→ **INFORMATION GIVEN**
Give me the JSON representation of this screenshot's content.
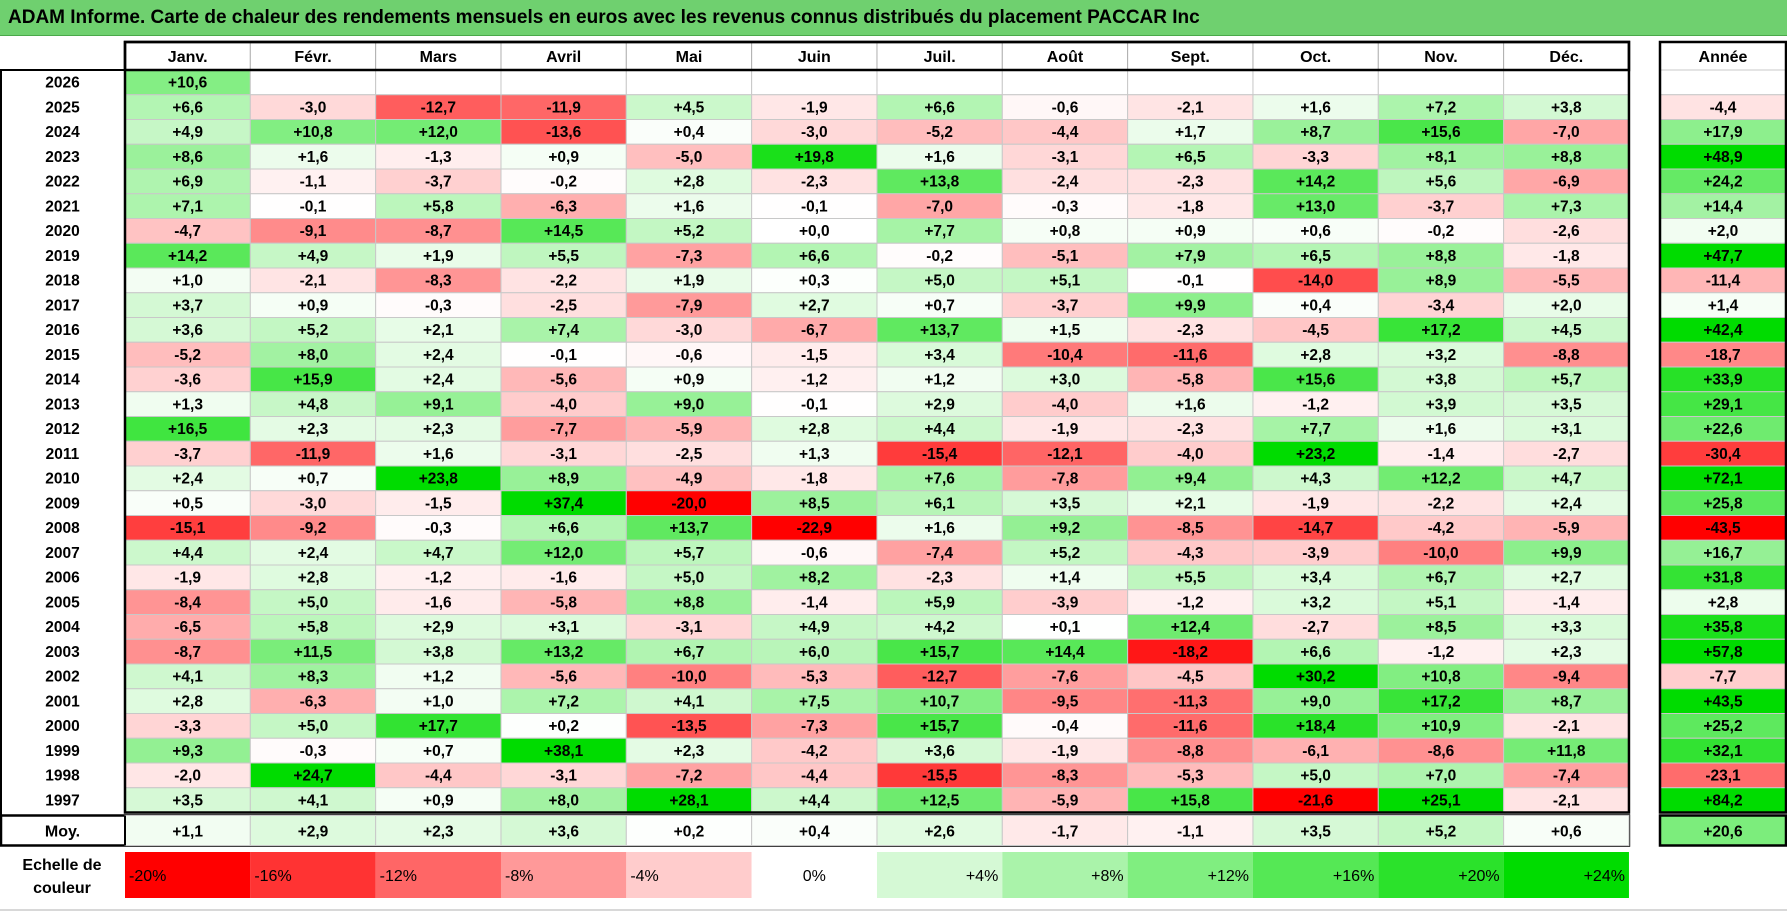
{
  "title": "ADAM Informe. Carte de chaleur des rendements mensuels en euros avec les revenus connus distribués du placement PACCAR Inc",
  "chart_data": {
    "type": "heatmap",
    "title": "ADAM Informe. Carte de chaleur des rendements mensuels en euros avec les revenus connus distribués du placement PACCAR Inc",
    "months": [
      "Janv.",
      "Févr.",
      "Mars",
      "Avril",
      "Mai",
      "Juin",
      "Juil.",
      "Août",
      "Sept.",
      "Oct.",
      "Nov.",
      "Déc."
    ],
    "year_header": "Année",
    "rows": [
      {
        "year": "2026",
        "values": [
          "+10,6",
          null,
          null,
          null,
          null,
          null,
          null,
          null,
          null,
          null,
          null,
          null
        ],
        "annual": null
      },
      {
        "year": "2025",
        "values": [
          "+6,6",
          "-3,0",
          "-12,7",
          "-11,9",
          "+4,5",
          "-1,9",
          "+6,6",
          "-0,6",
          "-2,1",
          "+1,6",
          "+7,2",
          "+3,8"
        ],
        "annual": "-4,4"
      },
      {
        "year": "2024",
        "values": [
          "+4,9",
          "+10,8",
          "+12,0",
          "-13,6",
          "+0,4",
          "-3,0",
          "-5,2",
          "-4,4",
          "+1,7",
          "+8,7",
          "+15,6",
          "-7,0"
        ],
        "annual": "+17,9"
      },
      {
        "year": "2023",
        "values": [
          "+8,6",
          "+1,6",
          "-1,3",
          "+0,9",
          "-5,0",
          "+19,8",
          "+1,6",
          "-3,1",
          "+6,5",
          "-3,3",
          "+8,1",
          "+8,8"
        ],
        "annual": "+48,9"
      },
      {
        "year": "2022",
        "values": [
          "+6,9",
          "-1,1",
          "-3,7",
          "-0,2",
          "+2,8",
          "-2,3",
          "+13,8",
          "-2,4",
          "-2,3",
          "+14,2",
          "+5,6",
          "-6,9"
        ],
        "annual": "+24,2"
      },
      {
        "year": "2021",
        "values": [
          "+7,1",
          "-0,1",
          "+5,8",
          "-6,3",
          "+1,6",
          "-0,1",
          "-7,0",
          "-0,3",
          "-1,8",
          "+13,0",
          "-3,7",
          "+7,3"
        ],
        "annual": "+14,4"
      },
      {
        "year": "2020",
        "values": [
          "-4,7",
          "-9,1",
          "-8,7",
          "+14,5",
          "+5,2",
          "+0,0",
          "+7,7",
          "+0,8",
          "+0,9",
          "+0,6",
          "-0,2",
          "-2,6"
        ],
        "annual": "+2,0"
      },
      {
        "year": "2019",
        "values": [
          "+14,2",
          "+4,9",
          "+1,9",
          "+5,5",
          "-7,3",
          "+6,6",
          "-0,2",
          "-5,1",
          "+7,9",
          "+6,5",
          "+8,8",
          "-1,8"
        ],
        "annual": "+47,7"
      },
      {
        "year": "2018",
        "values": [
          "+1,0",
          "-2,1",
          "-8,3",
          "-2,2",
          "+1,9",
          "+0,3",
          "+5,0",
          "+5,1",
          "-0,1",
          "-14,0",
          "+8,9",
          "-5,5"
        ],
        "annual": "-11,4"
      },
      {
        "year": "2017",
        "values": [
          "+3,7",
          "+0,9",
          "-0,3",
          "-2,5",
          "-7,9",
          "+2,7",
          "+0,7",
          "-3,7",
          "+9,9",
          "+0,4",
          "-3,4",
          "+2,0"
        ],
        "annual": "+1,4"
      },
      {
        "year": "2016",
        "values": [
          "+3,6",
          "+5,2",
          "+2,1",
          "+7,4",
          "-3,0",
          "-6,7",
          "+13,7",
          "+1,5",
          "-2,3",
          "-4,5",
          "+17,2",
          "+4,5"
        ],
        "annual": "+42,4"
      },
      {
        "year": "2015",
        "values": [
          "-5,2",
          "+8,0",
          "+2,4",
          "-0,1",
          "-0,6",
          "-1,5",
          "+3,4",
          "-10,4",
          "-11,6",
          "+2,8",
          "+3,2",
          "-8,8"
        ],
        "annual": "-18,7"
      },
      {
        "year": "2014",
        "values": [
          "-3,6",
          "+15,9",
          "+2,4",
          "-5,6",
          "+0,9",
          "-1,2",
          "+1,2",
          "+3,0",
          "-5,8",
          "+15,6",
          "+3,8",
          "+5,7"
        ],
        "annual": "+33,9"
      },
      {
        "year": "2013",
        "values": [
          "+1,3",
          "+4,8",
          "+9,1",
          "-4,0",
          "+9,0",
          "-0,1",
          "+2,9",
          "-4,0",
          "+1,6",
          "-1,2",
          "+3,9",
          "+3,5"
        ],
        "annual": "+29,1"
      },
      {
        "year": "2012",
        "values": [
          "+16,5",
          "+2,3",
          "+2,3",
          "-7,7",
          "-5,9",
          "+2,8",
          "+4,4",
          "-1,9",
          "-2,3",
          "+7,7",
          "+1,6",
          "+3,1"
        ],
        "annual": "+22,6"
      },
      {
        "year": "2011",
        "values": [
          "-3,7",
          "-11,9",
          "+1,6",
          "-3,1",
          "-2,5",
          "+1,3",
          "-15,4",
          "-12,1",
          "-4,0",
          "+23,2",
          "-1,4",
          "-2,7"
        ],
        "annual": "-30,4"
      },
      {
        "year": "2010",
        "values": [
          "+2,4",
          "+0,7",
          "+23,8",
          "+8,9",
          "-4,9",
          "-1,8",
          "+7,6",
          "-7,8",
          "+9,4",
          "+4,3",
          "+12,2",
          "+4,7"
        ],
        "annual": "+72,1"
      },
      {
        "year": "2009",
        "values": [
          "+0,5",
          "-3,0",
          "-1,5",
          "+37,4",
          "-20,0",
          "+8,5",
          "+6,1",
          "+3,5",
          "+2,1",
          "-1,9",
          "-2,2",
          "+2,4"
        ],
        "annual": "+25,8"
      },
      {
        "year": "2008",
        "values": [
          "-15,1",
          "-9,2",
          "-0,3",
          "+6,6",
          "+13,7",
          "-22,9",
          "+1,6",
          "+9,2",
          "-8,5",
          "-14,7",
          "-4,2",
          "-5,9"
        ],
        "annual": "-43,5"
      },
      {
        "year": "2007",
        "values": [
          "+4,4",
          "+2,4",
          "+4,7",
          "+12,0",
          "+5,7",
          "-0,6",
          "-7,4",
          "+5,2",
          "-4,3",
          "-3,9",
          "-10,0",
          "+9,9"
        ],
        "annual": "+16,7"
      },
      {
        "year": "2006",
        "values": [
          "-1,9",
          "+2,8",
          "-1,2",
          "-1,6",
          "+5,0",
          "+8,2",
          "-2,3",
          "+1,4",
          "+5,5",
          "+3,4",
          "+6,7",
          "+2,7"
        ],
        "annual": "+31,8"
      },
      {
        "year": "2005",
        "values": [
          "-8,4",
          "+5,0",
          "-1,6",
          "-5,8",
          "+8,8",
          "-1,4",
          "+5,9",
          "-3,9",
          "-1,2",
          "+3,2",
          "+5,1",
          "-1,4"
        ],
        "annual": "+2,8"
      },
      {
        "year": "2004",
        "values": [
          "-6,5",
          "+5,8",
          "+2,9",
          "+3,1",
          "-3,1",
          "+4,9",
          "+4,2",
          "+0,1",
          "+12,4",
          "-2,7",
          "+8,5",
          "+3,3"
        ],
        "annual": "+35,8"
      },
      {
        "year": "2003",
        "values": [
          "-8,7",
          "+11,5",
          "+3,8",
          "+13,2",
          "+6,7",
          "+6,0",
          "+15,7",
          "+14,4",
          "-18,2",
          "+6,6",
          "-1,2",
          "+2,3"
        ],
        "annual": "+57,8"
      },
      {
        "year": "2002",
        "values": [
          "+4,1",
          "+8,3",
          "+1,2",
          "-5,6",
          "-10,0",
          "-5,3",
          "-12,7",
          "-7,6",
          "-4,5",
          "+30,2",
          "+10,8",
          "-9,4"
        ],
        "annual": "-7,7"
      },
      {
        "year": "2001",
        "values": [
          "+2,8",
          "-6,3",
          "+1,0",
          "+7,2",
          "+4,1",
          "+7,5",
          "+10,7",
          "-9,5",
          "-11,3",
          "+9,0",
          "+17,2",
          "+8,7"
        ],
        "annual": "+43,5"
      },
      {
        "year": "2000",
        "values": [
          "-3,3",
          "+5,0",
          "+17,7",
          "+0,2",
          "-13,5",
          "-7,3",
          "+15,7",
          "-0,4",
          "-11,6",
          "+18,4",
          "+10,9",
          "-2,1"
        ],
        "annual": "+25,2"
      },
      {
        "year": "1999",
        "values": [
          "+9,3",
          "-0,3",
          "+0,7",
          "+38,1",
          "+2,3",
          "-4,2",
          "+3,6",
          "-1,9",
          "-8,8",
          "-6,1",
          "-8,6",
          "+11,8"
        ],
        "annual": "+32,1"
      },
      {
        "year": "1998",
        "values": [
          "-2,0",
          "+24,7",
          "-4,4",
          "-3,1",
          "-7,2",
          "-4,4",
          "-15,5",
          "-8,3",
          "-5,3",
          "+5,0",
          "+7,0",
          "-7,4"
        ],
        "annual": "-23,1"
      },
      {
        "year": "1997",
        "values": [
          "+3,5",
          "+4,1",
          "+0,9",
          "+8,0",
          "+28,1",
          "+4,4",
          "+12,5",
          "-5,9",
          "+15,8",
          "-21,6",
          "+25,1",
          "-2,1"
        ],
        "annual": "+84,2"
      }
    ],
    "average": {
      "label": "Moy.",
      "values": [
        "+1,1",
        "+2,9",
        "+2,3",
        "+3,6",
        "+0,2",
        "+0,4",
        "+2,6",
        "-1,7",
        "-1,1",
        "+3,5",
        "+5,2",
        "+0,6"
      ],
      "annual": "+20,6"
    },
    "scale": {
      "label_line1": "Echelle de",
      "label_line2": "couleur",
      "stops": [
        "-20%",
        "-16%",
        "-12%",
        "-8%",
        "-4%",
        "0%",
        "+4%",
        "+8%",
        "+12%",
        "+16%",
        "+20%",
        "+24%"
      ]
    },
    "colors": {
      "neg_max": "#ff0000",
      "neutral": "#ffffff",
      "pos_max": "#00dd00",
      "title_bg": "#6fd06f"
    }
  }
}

→ **WHAT IS REQUIRED**
Return the number of lines that include the word "Carte", and nothing else.

→ **EXERCISE ANSWER**
2